[Figure contents as structured data]

===

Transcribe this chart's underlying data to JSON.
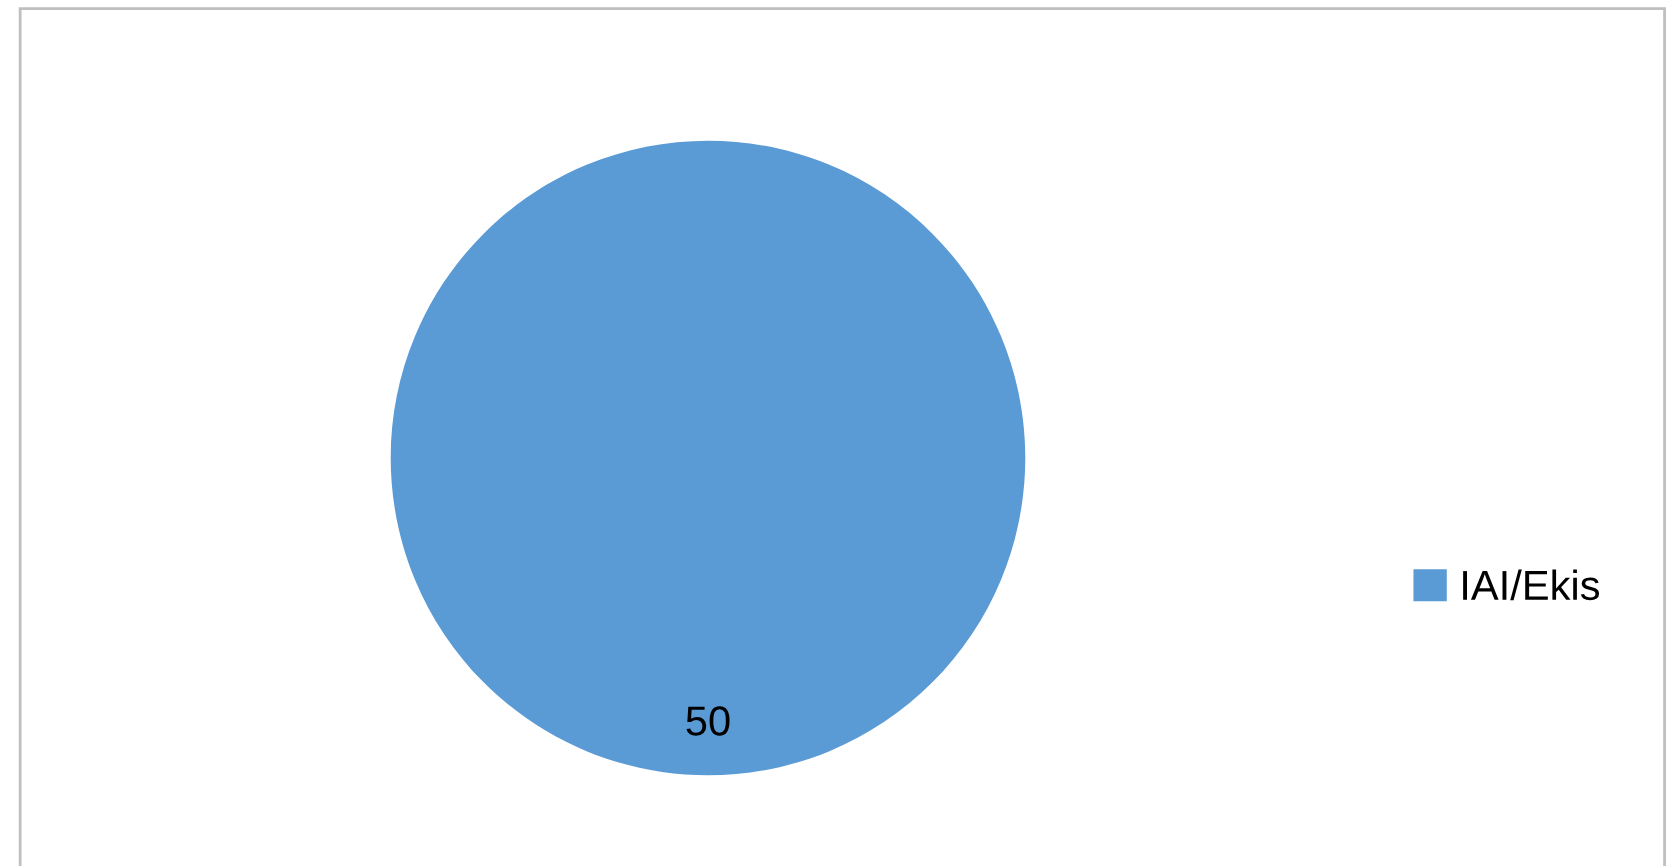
{
  "chart_data": {
    "type": "pie",
    "categories": [
      "IAI/Ekis"
    ],
    "values": [
      50
    ],
    "colors": [
      "#5b9bd5"
    ],
    "data_labels": true,
    "legend": "right"
  }
}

===

## OBJECTIVE
Write the records out once more, exactly as they appear, with no pictures.

## OUTPUT FOR THIS TASK
Transcribe this chart's underlying data to JSON.
{
  "chart_data": {
    "type": "pie",
    "categories": [
      "IAI/Ekis"
    ],
    "values": [
      50
    ],
    "colors": [
      "#5b9bd5"
    ],
    "data_labels": true,
    "legend": "right"
  }
}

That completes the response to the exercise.